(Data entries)
▽
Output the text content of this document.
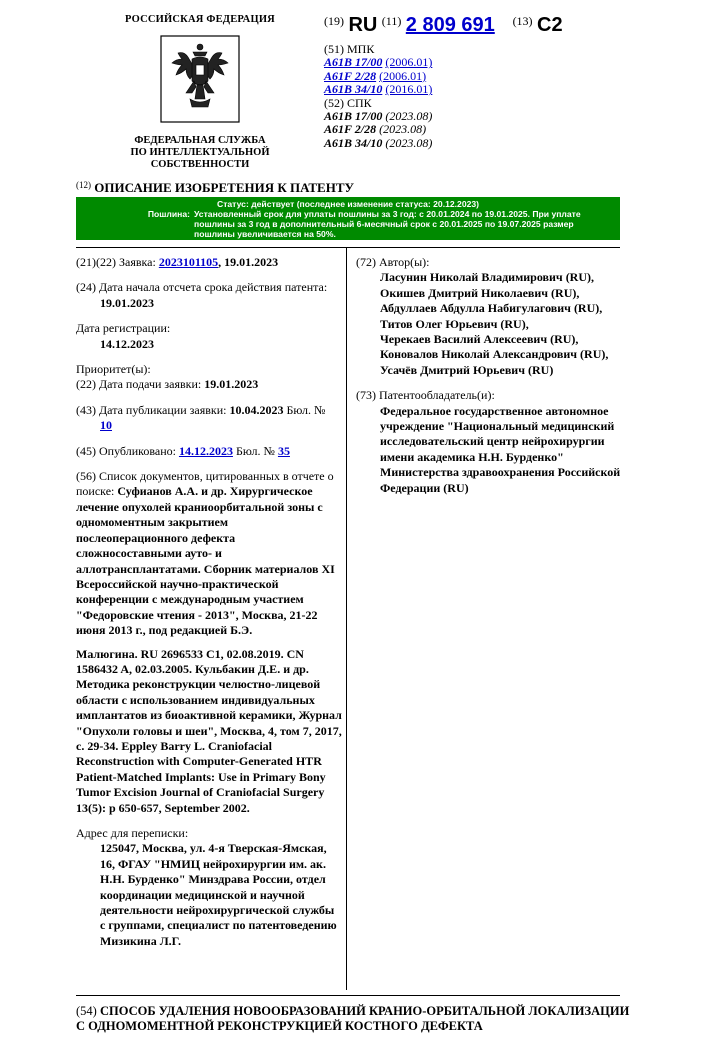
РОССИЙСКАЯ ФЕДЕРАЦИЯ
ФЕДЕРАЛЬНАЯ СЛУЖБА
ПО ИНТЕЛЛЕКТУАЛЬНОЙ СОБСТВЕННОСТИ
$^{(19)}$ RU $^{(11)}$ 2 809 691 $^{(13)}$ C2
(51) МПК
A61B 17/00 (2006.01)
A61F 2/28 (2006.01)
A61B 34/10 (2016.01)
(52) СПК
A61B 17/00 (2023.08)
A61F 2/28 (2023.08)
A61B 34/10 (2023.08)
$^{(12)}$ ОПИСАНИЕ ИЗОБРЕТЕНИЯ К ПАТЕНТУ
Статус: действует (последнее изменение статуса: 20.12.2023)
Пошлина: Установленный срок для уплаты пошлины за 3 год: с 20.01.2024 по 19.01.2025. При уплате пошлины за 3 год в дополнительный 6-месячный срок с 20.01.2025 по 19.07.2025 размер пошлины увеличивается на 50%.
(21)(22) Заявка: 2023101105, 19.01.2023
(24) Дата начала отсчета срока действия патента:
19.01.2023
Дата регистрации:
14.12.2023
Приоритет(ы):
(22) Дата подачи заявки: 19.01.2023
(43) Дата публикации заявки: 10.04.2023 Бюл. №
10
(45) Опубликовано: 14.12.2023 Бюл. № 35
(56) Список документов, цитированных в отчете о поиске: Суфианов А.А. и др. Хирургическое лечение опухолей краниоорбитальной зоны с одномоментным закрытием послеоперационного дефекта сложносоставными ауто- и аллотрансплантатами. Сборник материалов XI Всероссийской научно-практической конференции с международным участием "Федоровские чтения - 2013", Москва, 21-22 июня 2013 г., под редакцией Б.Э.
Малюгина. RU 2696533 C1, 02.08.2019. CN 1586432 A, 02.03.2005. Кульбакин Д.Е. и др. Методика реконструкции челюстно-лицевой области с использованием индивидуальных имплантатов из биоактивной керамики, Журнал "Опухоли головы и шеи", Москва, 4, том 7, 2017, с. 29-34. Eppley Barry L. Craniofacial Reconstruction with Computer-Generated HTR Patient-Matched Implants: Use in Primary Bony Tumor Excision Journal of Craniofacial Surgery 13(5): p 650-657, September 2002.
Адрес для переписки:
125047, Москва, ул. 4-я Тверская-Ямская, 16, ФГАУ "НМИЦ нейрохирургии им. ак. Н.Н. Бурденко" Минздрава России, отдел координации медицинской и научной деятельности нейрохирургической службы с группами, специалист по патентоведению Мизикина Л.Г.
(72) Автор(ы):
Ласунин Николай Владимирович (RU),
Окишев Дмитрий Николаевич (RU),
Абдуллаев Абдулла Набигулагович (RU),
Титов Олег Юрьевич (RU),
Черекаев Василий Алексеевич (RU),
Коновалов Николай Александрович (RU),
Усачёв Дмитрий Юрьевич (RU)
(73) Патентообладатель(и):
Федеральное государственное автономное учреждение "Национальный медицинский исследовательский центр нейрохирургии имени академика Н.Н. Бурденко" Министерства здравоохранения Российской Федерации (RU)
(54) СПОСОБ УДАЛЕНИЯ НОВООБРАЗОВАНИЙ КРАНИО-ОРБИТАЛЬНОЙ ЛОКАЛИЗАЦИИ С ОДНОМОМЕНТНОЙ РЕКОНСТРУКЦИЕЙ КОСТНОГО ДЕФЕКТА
△
Please return the records as they stand, word for word, with no pictures.

*RESULT FOR THIS TASK*
Output the text content of this document.
РОССИЙСКАЯ ФЕДЕРАЦИЯ
ФЕДЕРАЛЬНАЯ СЛУЖБА
ПО ИНТЕЛЛЕКТУАЛЬНОЙ СОБСТВЕННОСТИ
$^{(19)}$ RU $^{(11)}$ 2 809 691 $^{(13)}$ C2
(51) МПК
A61B 17/00 (2006.01)
A61F 2/28 (2006.01)
A61B 34/10 (2016.01)
(52) СПК
A61B 17/00 (2023.08)
A61F 2/28 (2023.08)
A61B 34/10 (2023.08)
$^{(12)}$ ОПИСАНИЕ ИЗОБРЕТЕНИЯ К ПАТЕНТУ
Статус: действует (последнее изменение статуса: 20.12.2023)
Пошлина: Установленный срок для уплаты пошлины за 3 год: с 20.01.2024 по 19.01.2025. При уплате пошлины за 3 год в дополнительный 6-месячный срок с 20.01.2025 по 19.07.2025 размер пошлины увеличивается на 50%.
(21)(22) Заявка: 2023101105, 19.01.2023
(24) Дата начала отсчета срока действия патента:
19.01.2023
Дата регистрации:
14.12.2023
Приоритет(ы):
(22) Дата подачи заявки: 19.01.2023
(43) Дата публикации заявки: 10.04.2023 Бюл. №
10
(45) Опубликовано: 14.12.2023 Бюл. № 35
(56) Список документов, цитированных в отчете о поиске: Суфианов А.А. и др. Хирургическое лечение опухолей краниоорбитальной зоны с одномоментным закрытием послеоперационного дефекта сложносоставными ауто- и аллотрансплантатами. Сборник материалов XI Всероссийской научно-практической конференции с международным участием "Федоровские чтения - 2013", Москва, 21-22 июня 2013 г., под редакцией Б.Э.
Малюгина. RU 2696533 C1, 02.08.2019. CN 1586432 A, 02.03.2005. Кульбакин Д.Е. и др. Методика реконструкции челюстно-лицевой области с использованием индивидуальных имплантатов из биоактивной керамики, Журнал "Опухоли головы и шеи", Москва, 4, том 7, 2017, с. 29-34. Eppley Barry L. Craniofacial Reconstruction with Computer-Generated HTR Patient-Matched Implants: Use in Primary Bony Tumor Excision Journal of Craniofacial Surgery 13(5): p 650-657, September 2002.
Адрес для переписки:
125047, Москва, ул. 4-я Тверская-Ямская, 16, ФГАУ "НМИЦ нейрохирургии им. ак. Н.Н. Бурденко" Минздрава России, отдел координации медицинской и научной деятельности нейрохирургической службы с группами, специалист по патентоведению Мизикина Л.Г.
(72) Автор(ы):
Ласунин Николай Владимирович (RU),
Окишев Дмитрий Николаевич (RU),
Абдуллаев Абдулла Набигулагович (RU),
Титов Олег Юрьевич (RU),
Черекаев Василий Алексеевич (RU),
Коновалов Николай Александрович (RU),
Усачёв Дмитрий Юрьевич (RU)
(73) Патентообладатель(и):
Федеральное государственное автономное учреждение "Национальный медицинский исследовательский центр нейрохирургии имени академика Н.Н. Бурденко" Министерства здравоохранения Российской Федерации (RU)
(54) СПОСОБ УДАЛЕНИЯ НОВООБРАЗОВАНИЙ КРАНИО-ОРБИТАЛЬНОЙ ЛОКАЛИЗАЦИИ С ОДНОМОМЕНТНОЙ РЕКОНСТРУКЦИЕЙ КОСТНОГО ДЕФЕКТА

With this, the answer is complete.